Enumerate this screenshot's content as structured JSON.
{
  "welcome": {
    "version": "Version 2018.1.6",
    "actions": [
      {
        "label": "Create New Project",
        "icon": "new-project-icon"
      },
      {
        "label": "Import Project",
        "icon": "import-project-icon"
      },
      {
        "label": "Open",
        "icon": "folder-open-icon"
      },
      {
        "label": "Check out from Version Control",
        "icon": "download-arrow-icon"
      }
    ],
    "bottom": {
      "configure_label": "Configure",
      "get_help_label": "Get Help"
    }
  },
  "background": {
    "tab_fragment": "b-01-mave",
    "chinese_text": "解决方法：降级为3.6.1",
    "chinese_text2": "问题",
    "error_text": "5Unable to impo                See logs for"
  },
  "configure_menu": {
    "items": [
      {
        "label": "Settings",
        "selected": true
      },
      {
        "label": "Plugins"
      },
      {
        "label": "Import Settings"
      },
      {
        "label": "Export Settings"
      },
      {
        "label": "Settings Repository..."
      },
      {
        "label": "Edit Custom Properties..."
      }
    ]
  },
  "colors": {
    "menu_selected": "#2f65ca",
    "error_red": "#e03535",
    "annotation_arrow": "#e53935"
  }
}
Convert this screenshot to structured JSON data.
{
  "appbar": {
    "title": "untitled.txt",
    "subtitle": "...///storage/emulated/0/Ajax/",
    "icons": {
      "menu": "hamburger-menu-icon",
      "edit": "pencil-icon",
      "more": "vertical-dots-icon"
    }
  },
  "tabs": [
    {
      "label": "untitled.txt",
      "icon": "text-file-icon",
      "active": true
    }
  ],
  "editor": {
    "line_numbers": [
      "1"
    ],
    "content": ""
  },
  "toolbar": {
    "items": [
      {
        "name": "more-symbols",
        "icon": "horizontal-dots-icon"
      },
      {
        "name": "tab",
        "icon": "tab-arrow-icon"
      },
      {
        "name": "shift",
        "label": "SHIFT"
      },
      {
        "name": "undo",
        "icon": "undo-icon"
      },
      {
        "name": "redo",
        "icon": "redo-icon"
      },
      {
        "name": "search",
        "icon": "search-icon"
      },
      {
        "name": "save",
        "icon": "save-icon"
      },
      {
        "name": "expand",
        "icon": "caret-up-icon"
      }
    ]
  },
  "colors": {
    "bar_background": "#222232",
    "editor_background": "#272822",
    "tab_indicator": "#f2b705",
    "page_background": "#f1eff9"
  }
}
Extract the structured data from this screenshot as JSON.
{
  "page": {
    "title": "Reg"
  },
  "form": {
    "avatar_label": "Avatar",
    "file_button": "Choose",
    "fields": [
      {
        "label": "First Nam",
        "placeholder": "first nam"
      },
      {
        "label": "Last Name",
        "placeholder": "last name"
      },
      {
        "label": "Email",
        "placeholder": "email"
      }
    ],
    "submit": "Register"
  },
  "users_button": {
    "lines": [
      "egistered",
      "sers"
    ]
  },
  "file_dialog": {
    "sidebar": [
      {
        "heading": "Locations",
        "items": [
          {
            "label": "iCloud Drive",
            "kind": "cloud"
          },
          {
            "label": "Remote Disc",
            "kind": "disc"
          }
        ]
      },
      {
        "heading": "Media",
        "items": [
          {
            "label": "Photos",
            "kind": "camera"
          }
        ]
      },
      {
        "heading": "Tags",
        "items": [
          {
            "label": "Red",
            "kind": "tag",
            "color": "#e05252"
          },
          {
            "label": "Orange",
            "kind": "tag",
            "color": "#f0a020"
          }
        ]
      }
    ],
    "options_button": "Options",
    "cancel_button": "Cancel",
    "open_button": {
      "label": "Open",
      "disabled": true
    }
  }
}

◆ WHAT THIS TASK INVOLVES
Transcribe all of the entries without altering anything.

◆ ANSWER TO THIS PROBLEM
Enumerate this screenshot's content as structured JSON.
{
  "welcome": {
    "version": "Version 2018.1.6",
    "actions": [
      {
        "label": "Create New Project",
        "icon": "new-project-icon"
      },
      {
        "label": "Import Project",
        "icon": "import-project-icon"
      },
      {
        "label": "Open",
        "icon": "folder-open-icon"
      },
      {
        "label": "Check out from Version Control",
        "icon": "download-arrow-icon"
      }
    ],
    "bottom": {
      "configure_label": "Configure",
      "get_help_label": "Get Help"
    }
  },
  "background": {
    "tab_fragment": "b-01-mave",
    "chinese_text": "解决方法：降级为3.6.1",
    "chinese_text2": "问题",
    "error_text": "5Unable to impo                See logs for"
  },
  "configure_menu": {
    "items": [
      {
        "label": "Settings",
        "selected": true
      },
      {
        "label": "Plugins"
      },
      {
        "label": "Import Settings"
      },
      {
        "label": "Export Settings"
      },
      {
        "label": "Settings Repository..."
      },
      {
        "label": "Edit Custom Properties..."
      }
    ]
  },
  "colors": {
    "menu_selected": "#2f65ca",
    "error_red": "#e03535",
    "annotation_arrow": "#e53935"
  }
}
Convert this screenshot to structured JSON data.
{
  "appbar": {
    "title": "untitled.txt",
    "subtitle": "...///storage/emulated/0/Ajax/",
    "icons": {
      "menu": "hamburger-menu-icon",
      "edit": "pencil-icon",
      "more": "vertical-dots-icon"
    }
  },
  "tabs": [
    {
      "label": "untitled.txt",
      "icon": "text-file-icon",
      "active": true
    }
  ],
  "editor": {
    "line_numbers": [
      "1"
    ],
    "content": ""
  },
  "toolbar": {
    "items": [
      {
        "name": "more-symbols",
        "icon": "horizontal-dots-icon"
      },
      {
        "name": "tab",
        "icon": "tab-arrow-icon"
      },
      {
        "name": "shift",
        "label": "SHIFT"
      },
      {
        "name": "undo",
        "icon": "undo-icon"
      },
      {
        "name": "redo",
        "icon": "redo-icon"
      },
      {
        "name": "search",
        "icon": "search-icon"
      },
      {
        "name": "save",
        "icon": "save-icon"
      },
      {
        "name": "expand",
        "icon": "caret-up-icon"
      }
    ]
  },
  "colors": {
    "bar_background": "#222232",
    "editor_background": "#272822",
    "tab_indicator": "#f2b705",
    "page_background": "#f1eff9"
  }
}
Extract the structured data from this screenshot as JSON.
{
  "page": {
    "title": "Reg"
  },
  "form": {
    "avatar_label": "Avatar",
    "file_button": "Choose",
    "fields": [
      {
        "label": "First Nam",
        "placeholder": "first nam"
      },
      {
        "label": "Last Name",
        "placeholder": "last name"
      },
      {
        "label": "Email",
        "placeholder": "email"
      }
    ],
    "submit": "Register"
  },
  "users_button": {
    "lines": [
      "egistered",
      "sers"
    ]
  },
  "file_dialog": {
    "sidebar": [
      {
        "heading": "Locations",
        "items": [
          {
            "label": "iCloud Drive",
            "kind": "cloud"
          },
          {
            "label": "Remote Disc",
            "kind": "disc"
          }
        ]
      },
      {
        "heading": "Media",
        "items": [
          {
            "label": "Photos",
            "kind": "camera"
          }
        ]
      },
      {
        "heading": "Tags",
        "items": [
          {
            "label": "Red",
            "kind": "tag",
            "color": "#e05252"
          },
          {
            "label": "Orange",
            "kind": "tag",
            "color": "#f0a020"
          }
        ]
      }
    ],
    "options_button": "Options",
    "cancel_button": "Cancel",
    "open_button": {
      "label": "Open",
      "disabled": true
    }
  }
}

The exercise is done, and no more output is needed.